- _Provided information_:
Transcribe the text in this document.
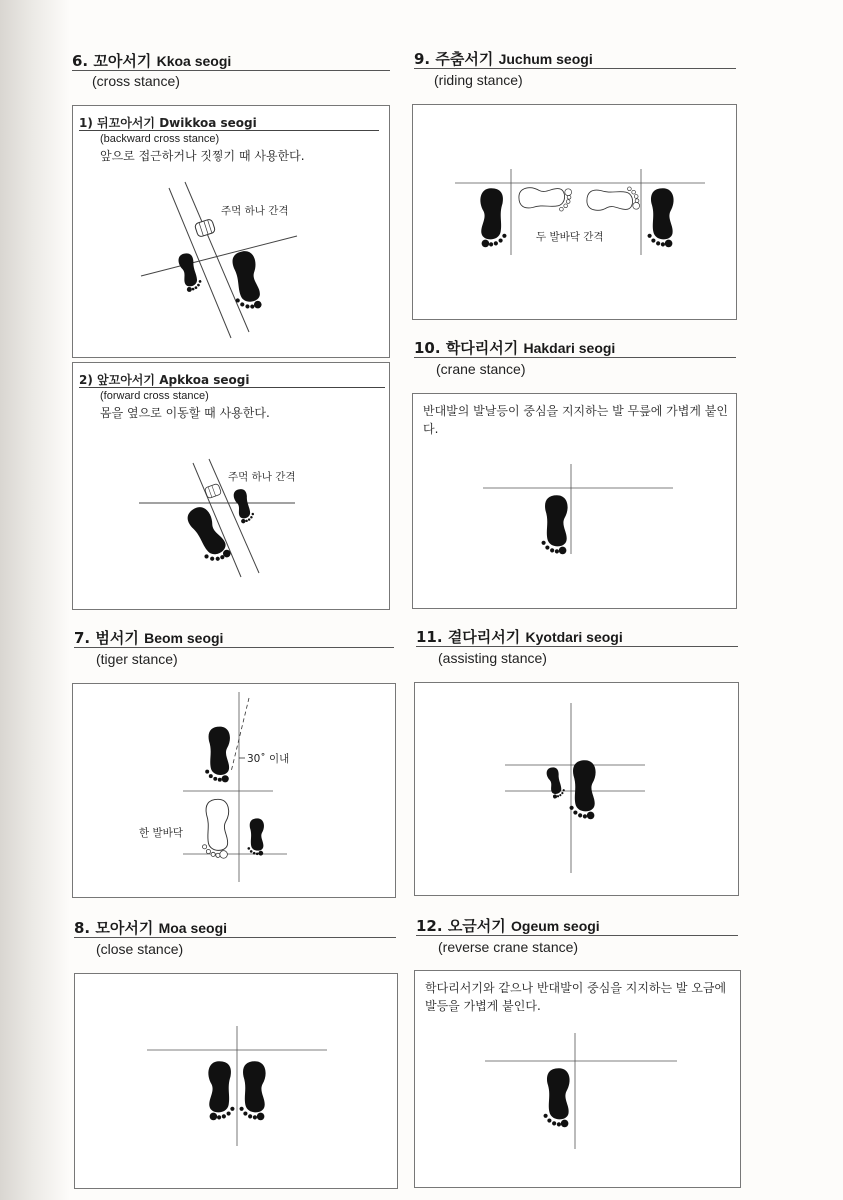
6. 꼬아서기 Kkoa seogi
(cross stance)
1) 뒤꼬아서기 Dwikkoa seogi
(backward cross stance)
앞으로 접근하거나 짓찧기 때 사용한다.
주먹 하나 간격
2) 앞꼬아서기 Apkkoa seogi
(forward cross stance)
몸을 옆으로 이동할 때 사용한다.
주먹 하나 간격
7. 범서기 Beom seogi
(tiger stance)
30˚ 이내
한 발바닥
8. 모아서기 Moa seogi
(close stance)
9. 주춤서기 Juchum seogi
(riding stance)
두 발바닥 간격
10. 학다리서기 Hakdari seogi
(crane stance)
반대발의 발날등이 중심을 지지하는 발 무릎에 가볍게 붙인다.
11. 곁다리서기 Kyotdari seogi
(assisting stance)
12. 오금서기 Ogeum seogi
(reverse crane stance)
학다리서기와 같으나 반대발이 중심을 지지하는 발 오금에 발등을 가볍게 붙인다.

- _Given exercise_: Search the data above for the word "seogi", then gather each line in which it appears.

- _Answer for this exercise_:
6. 꼬아서기 Kkoa seogi
1) 뒤꼬아서기 Dwikkoa seogi
2) 앞꼬아서기 Apkkoa seogi
7. 범서기 Beom seogi
8. 모아서기 Moa seogi
9. 주춤서기 Juchum seogi
10. 학다리서기 Hakdari seogi
11. 곁다리서기 Kyotdari seogi
12. 오금서기 Ogeum seogi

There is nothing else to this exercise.